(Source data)
┄┄┄┄┄┄┄┄┄┄┄┄┄┄┄┄┄┄┄┄

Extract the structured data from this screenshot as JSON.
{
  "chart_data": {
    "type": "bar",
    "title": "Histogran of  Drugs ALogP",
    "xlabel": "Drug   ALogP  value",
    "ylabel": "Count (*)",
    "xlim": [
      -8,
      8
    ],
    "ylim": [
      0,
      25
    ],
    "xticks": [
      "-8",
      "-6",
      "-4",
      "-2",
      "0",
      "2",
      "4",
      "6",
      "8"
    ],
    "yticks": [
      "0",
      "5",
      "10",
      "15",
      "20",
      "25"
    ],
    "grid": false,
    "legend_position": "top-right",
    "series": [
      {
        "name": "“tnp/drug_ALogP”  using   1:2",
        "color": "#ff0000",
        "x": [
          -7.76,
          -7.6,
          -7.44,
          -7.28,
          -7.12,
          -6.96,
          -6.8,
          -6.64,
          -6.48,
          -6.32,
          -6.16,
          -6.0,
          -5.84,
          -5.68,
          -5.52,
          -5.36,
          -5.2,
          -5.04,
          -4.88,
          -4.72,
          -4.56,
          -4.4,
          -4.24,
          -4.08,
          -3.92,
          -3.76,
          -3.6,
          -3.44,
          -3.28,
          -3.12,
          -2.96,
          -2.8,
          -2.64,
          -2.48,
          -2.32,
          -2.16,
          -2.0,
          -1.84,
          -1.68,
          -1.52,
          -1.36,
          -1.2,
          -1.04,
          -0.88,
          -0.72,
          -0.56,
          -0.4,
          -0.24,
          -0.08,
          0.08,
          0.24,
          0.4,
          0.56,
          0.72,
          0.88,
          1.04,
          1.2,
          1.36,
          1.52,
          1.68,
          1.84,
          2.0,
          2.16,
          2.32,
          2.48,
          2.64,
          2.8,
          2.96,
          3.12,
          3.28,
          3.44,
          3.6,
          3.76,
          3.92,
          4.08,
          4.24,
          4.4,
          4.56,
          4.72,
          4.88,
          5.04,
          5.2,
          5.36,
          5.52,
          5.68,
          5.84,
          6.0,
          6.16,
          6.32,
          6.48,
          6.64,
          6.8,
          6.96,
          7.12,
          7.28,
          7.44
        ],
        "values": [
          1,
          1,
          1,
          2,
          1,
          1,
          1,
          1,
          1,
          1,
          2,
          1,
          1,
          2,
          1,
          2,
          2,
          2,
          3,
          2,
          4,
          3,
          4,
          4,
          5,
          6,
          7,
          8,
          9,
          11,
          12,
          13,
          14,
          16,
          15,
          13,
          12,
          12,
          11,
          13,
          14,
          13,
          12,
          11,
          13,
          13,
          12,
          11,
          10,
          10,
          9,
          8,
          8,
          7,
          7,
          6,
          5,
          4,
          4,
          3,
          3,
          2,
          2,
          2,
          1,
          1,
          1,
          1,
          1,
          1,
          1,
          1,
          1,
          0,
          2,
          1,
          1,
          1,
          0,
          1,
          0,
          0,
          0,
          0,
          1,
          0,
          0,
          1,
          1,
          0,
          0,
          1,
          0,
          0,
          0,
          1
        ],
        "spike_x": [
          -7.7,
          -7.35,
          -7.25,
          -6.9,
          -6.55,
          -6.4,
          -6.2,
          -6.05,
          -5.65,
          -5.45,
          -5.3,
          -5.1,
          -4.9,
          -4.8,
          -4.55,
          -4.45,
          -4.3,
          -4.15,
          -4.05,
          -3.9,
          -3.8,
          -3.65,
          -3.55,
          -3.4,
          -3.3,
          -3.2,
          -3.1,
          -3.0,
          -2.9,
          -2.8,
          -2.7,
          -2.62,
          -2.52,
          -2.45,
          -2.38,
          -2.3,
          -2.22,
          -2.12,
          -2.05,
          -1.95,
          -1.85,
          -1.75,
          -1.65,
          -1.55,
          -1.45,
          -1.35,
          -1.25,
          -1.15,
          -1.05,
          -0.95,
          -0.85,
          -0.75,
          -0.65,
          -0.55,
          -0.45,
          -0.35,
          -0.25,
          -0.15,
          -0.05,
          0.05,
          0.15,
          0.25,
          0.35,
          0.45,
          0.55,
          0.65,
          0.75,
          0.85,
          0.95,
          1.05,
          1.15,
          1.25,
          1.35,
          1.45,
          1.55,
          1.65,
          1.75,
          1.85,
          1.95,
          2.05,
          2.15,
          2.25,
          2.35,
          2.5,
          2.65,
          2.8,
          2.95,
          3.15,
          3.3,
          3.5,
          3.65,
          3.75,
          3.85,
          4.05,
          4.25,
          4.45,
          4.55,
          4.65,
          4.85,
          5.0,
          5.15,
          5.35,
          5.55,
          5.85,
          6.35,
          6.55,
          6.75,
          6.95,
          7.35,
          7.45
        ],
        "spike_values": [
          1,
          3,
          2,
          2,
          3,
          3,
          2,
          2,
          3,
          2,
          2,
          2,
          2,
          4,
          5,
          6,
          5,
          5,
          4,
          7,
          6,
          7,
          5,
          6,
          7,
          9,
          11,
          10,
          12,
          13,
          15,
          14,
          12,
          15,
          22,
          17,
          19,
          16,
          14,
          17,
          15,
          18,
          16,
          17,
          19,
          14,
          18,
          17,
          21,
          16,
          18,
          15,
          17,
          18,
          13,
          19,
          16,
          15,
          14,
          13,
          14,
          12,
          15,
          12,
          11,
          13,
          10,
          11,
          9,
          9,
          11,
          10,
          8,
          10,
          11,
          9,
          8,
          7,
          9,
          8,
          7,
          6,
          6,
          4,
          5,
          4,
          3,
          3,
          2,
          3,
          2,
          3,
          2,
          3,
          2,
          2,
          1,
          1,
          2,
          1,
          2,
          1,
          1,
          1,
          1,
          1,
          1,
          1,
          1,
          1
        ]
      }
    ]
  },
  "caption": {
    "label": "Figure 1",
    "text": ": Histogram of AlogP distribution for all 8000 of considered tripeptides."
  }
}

┄┄┄┄┄┄┄┄┄┄┄┄┄┄┄┄┄┄┄┄

Exercise details: Every line above should be written out again exactly as it stands.

Exercise response:
Extract the structured data from this screenshot as JSON.
{
  "chart_data": {
    "type": "bar",
    "title": "Histogran of  Drugs ALogP",
    "xlabel": "Drug   ALogP  value",
    "ylabel": "Count (*)",
    "xlim": [
      -8,
      8
    ],
    "ylim": [
      0,
      25
    ],
    "xticks": [
      "-8",
      "-6",
      "-4",
      "-2",
      "0",
      "2",
      "4",
      "6",
      "8"
    ],
    "yticks": [
      "0",
      "5",
      "10",
      "15",
      "20",
      "25"
    ],
    "grid": false,
    "legend_position": "top-right",
    "series": [
      {
        "name": "“tnp/drug_ALogP”  using   1:2",
        "color": "#ff0000",
        "x": [
          -7.76,
          -7.6,
          -7.44,
          -7.28,
          -7.12,
          -6.96,
          -6.8,
          -6.64,
          -6.48,
          -6.32,
          -6.16,
          -6.0,
          -5.84,
          -5.68,
          -5.52,
          -5.36,
          -5.2,
          -5.04,
          -4.88,
          -4.72,
          -4.56,
          -4.4,
          -4.24,
          -4.08,
          -3.92,
          -3.76,
          -3.6,
          -3.44,
          -3.28,
          -3.12,
          -2.96,
          -2.8,
          -2.64,
          -2.48,
          -2.32,
          -2.16,
          -2.0,
          -1.84,
          -1.68,
          -1.52,
          -1.36,
          -1.2,
          -1.04,
          -0.88,
          -0.72,
          -0.56,
          -0.4,
          -0.24,
          -0.08,
          0.08,
          0.24,
          0.4,
          0.56,
          0.72,
          0.88,
          1.04,
          1.2,
          1.36,
          1.52,
          1.68,
          1.84,
          2.0,
          2.16,
          2.32,
          2.48,
          2.64,
          2.8,
          2.96,
          3.12,
          3.28,
          3.44,
          3.6,
          3.76,
          3.92,
          4.08,
          4.24,
          4.4,
          4.56,
          4.72,
          4.88,
          5.04,
          5.2,
          5.36,
          5.52,
          5.68,
          5.84,
          6.0,
          6.16,
          6.32,
          6.48,
          6.64,
          6.8,
          6.96,
          7.12,
          7.28,
          7.44
        ],
        "values": [
          1,
          1,
          1,
          2,
          1,
          1,
          1,
          1,
          1,
          1,
          2,
          1,
          1,
          2,
          1,
          2,
          2,
          2,
          3,
          2,
          4,
          3,
          4,
          4,
          5,
          6,
          7,
          8,
          9,
          11,
          12,
          13,
          14,
          16,
          15,
          13,
          12,
          12,
          11,
          13,
          14,
          13,
          12,
          11,
          13,
          13,
          12,
          11,
          10,
          10,
          9,
          8,
          8,
          7,
          7,
          6,
          5,
          4,
          4,
          3,
          3,
          2,
          2,
          2,
          1,
          1,
          1,
          1,
          1,
          1,
          1,
          1,
          1,
          0,
          2,
          1,
          1,
          1,
          0,
          1,
          0,
          0,
          0,
          0,
          1,
          0,
          0,
          1,
          1,
          0,
          0,
          1,
          0,
          0,
          0,
          1
        ],
        "spike_x": [
          -7.7,
          -7.35,
          -7.25,
          -6.9,
          -6.55,
          -6.4,
          -6.2,
          -6.05,
          -5.65,
          -5.45,
          -5.3,
          -5.1,
          -4.9,
          -4.8,
          -4.55,
          -4.45,
          -4.3,
          -4.15,
          -4.05,
          -3.9,
          -3.8,
          -3.65,
          -3.55,
          -3.4,
          -3.3,
          -3.2,
          -3.1,
          -3.0,
          -2.9,
          -2.8,
          -2.7,
          -2.62,
          -2.52,
          -2.45,
          -2.38,
          -2.3,
          -2.22,
          -2.12,
          -2.05,
          -1.95,
          -1.85,
          -1.75,
          -1.65,
          -1.55,
          -1.45,
          -1.35,
          -1.25,
          -1.15,
          -1.05,
          -0.95,
          -0.85,
          -0.75,
          -0.65,
          -0.55,
          -0.45,
          -0.35,
          -0.25,
          -0.15,
          -0.05,
          0.05,
          0.15,
          0.25,
          0.35,
          0.45,
          0.55,
          0.65,
          0.75,
          0.85,
          0.95,
          1.05,
          1.15,
          1.25,
          1.35,
          1.45,
          1.55,
          1.65,
          1.75,
          1.85,
          1.95,
          2.05,
          2.15,
          2.25,
          2.35,
          2.5,
          2.65,
          2.8,
          2.95,
          3.15,
          3.3,
          3.5,
          3.65,
          3.75,
          3.85,
          4.05,
          4.25,
          4.45,
          4.55,
          4.65,
          4.85,
          5.0,
          5.15,
          5.35,
          5.55,
          5.85,
          6.35,
          6.55,
          6.75,
          6.95,
          7.35,
          7.45
        ],
        "spike_values": [
          1,
          3,
          2,
          2,
          3,
          3,
          2,
          2,
          3,
          2,
          2,
          2,
          2,
          4,
          5,
          6,
          5,
          5,
          4,
          7,
          6,
          7,
          5,
          6,
          7,
          9,
          11,
          10,
          12,
          13,
          15,
          14,
          12,
          15,
          22,
          17,
          19,
          16,
          14,
          17,
          15,
          18,
          16,
          17,
          19,
          14,
          18,
          17,
          21,
          16,
          18,
          15,
          17,
          18,
          13,
          19,
          16,
          15,
          14,
          13,
          14,
          12,
          15,
          12,
          11,
          13,
          10,
          11,
          9,
          9,
          11,
          10,
          8,
          10,
          11,
          9,
          8,
          7,
          9,
          8,
          7,
          6,
          6,
          4,
          5,
          4,
          3,
          3,
          2,
          3,
          2,
          3,
          2,
          3,
          2,
          2,
          1,
          1,
          2,
          1,
          2,
          1,
          1,
          1,
          1,
          1,
          1,
          1,
          1,
          1
        ]
      }
    ]
  },
  "caption": {
    "label": "Figure 1",
    "text": ": Histogram of AlogP distribution for all 8000 of considered tripeptides."
  }
}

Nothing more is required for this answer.